Goal = Pull out every line with the word "label" from the entries below.

Stored data entries
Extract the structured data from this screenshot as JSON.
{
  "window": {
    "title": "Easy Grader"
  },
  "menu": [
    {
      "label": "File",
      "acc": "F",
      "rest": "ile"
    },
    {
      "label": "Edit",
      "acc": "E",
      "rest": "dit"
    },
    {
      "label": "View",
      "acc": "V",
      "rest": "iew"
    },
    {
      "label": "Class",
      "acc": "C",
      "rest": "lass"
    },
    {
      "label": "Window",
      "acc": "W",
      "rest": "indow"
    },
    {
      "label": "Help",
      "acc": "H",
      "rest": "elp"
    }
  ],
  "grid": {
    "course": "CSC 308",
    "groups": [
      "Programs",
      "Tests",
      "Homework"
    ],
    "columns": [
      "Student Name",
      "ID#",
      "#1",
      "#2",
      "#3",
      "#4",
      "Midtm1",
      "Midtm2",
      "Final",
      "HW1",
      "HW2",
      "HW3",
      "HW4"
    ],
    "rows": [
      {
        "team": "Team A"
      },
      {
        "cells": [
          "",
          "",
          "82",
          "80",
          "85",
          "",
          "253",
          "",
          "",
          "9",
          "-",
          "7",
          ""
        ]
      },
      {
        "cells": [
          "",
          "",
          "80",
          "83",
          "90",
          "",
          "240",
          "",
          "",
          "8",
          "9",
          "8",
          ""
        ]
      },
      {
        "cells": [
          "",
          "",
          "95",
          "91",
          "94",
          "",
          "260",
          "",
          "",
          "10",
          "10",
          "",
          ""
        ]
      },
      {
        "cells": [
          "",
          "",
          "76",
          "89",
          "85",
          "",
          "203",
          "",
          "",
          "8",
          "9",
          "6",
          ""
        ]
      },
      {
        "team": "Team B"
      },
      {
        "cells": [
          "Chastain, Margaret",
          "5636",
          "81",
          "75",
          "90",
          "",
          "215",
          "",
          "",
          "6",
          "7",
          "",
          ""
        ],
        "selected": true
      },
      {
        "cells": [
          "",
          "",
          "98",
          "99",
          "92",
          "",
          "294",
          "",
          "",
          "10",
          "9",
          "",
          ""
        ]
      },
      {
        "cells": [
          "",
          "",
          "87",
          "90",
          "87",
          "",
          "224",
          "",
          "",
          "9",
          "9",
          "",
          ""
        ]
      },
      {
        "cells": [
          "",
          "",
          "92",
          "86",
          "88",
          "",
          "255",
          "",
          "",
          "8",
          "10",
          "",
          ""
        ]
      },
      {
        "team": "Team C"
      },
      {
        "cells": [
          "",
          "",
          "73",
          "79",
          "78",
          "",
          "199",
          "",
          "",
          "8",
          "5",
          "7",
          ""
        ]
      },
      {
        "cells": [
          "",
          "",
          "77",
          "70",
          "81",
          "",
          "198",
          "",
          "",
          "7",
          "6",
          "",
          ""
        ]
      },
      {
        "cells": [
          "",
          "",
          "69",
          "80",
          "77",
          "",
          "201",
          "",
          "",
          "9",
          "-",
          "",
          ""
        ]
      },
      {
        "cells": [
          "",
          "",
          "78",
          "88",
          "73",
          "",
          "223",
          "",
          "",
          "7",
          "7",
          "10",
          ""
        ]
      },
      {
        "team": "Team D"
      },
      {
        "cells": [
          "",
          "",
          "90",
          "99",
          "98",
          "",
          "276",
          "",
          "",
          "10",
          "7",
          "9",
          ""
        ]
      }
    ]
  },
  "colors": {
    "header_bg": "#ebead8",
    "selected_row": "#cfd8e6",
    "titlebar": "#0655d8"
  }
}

Exercise result =
      "label": "File",
      "label": "Edit",
      "label": "View",
      "label": "Class",
      "label": "Window",
      "label": "Help",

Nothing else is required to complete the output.